#### RECORD EXCERPTS ####

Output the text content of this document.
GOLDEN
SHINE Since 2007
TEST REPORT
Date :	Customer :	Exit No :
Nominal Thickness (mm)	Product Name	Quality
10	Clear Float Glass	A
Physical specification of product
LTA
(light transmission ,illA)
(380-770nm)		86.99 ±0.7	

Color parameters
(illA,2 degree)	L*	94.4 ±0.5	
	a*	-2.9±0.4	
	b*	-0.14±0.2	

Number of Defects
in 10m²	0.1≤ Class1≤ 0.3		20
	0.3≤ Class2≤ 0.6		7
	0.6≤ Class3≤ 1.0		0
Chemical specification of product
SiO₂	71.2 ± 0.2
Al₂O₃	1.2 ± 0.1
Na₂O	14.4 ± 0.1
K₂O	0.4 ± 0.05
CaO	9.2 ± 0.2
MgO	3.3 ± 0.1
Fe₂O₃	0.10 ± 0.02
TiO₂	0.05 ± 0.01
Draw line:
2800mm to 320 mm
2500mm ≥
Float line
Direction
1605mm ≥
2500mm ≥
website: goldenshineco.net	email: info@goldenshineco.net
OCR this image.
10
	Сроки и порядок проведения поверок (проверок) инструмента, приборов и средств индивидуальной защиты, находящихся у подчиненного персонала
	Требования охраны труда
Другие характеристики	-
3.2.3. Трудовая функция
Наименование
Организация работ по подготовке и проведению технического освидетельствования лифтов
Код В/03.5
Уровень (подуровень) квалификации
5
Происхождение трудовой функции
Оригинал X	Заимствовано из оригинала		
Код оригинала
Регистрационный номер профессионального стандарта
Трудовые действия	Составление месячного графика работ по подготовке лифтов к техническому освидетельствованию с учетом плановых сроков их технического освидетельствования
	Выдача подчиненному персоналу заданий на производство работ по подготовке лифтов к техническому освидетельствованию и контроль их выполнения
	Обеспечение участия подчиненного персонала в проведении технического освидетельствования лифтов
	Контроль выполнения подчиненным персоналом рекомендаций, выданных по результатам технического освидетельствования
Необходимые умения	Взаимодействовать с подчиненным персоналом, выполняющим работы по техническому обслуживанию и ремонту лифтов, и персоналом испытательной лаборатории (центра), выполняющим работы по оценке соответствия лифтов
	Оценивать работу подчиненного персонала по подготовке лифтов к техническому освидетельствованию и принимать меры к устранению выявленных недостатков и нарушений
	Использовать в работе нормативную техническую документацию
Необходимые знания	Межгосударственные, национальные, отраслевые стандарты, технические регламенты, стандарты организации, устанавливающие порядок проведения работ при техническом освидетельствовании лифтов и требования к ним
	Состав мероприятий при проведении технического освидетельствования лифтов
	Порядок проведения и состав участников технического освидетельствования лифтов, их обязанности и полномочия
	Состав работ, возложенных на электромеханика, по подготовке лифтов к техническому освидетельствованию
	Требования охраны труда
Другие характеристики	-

####

Restate every line of the data word for word.

Output the text content of this document.
GOLDEN
SHINE Since 2007
TEST REPORT
Date :	Customer :	Exit No :
Nominal Thickness (mm)	Product Name	Quality
10	Clear Float Glass	A
Physical specification of product
LTA
(light transmission ,illA)
(380-770nm)		86.99 ±0.7	

Color parameters
(illA,2 degree)	L*	94.4 ±0.5	
	a*	-2.9±0.4	
	b*	-0.14±0.2	

Number of Defects
in 10m²	0.1≤ Class1≤ 0.3		20
	0.3≤ Class2≤ 0.6		7
	0.6≤ Class3≤ 1.0		0
Chemical specification of product
SiO₂	71.2 ± 0.2
Al₂O₃	1.2 ± 0.1
Na₂O	14.4 ± 0.1
K₂O	0.4 ± 0.05
CaO	9.2 ± 0.2
MgO	3.3 ± 0.1
Fe₂O₃	0.10 ± 0.02
TiO₂	0.05 ± 0.01
Draw line:
2800mm to 320 mm
2500mm ≥
Float line
Direction
1605mm ≥
2500mm ≥
website: goldenshineco.net	email: info@goldenshineco.net
OCR this image.
10
	Сроки и порядок проведения поверок (проверок) инструмента, приборов и средств индивидуальной защиты, находящихся у подчиненного персонала
	Требования охраны труда
Другие характеристики	-
3.2.3. Трудовая функция
Наименование
Организация работ по подготовке и проведению технического освидетельствования лифтов
Код В/03.5
Уровень (подуровень) квалификации
5
Происхождение трудовой функции
Оригинал X	Заимствовано из оригинала		
Код оригинала
Регистрационный номер профессионального стандарта
Трудовые действия	Составление месячного графика работ по подготовке лифтов к техническому освидетельствованию с учетом плановых сроков их технического освидетельствования
	Выдача подчиненному персоналу заданий на производство работ по подготовке лифтов к техническому освидетельствованию и контроль их выполнения
	Обеспечение участия подчиненного персонала в проведении технического освидетельствования лифтов
	Контроль выполнения подчиненным персоналом рекомендаций, выданных по результатам технического освидетельствования
Необходимые умения	Взаимодействовать с подчиненным персоналом, выполняющим работы по техническому обслуживанию и ремонту лифтов, и персоналом испытательной лаборатории (центра), выполняющим работы по оценке соответствия лифтов
	Оценивать работу подчиненного персонала по подготовке лифтов к техническому освидетельствованию и принимать меры к устранению выявленных недостатков и нарушений
	Использовать в работе нормативную техническую документацию
Необходимые знания	Межгосударственные, национальные, отраслевые стандарты, технические регламенты, стандарты организации, устанавливающие порядок проведения работ при техническом освидетельствовании лифтов и требования к ним
	Состав мероприятий при проведении технического освидетельствования лифтов
	Порядок проведения и состав участников технического освидетельствования лифтов, их обязанности и полномочия
	Состав работ, возложенных на электромеханика, по подготовке лифтов к техническому освидетельствованию
	Требования охраны труда
Другие характеристики	-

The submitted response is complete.